| Exercise description |
Pull every "thấy" line out of the data below.

════════

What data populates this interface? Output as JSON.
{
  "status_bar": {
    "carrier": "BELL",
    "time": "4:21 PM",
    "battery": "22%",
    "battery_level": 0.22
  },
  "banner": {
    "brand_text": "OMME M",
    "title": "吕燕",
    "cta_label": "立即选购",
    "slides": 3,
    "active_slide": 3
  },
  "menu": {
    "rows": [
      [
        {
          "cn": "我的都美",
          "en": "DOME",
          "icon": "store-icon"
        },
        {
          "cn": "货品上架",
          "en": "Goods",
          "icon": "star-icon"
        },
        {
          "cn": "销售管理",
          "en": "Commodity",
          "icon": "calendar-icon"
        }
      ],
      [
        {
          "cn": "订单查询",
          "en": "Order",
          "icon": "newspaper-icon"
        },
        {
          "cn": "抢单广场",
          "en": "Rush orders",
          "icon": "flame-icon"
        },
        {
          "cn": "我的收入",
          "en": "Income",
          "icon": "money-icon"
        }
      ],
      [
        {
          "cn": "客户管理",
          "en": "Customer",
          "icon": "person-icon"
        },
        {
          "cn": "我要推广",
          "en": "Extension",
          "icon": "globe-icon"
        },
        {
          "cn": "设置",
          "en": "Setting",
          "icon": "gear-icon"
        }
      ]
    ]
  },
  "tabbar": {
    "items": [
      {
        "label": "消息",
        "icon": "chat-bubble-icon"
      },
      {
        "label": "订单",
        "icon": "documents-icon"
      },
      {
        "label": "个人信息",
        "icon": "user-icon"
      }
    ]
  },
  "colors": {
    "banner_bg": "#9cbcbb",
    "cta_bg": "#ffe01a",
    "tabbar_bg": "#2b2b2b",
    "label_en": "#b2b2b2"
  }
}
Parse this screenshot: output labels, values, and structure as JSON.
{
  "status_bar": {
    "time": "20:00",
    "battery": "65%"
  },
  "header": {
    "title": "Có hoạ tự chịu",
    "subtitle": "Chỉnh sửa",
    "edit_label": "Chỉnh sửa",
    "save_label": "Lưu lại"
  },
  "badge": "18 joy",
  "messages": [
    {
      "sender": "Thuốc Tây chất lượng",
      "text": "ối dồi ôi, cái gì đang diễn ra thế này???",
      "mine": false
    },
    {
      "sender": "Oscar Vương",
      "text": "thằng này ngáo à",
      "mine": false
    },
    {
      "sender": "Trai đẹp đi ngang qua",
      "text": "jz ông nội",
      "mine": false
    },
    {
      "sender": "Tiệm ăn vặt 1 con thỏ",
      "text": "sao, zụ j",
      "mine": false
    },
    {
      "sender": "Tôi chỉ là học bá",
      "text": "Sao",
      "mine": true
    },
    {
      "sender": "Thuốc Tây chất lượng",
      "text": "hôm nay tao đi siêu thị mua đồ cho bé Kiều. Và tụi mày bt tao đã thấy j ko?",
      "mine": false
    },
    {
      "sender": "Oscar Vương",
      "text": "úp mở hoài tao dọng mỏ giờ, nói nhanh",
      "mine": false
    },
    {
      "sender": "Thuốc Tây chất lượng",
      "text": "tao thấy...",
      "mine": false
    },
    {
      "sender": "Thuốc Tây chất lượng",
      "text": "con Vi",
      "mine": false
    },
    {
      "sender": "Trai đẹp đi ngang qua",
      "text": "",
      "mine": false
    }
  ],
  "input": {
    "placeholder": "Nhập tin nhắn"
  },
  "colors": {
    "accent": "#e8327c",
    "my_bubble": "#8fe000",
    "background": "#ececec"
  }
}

════════

| Solution to the problem |
      "text": "hôm nay tao đi siêu thị mua đồ cho bé Kiều. Và tụi mày bt tao đã thấy j ko?",
      "text": "tao thấy...",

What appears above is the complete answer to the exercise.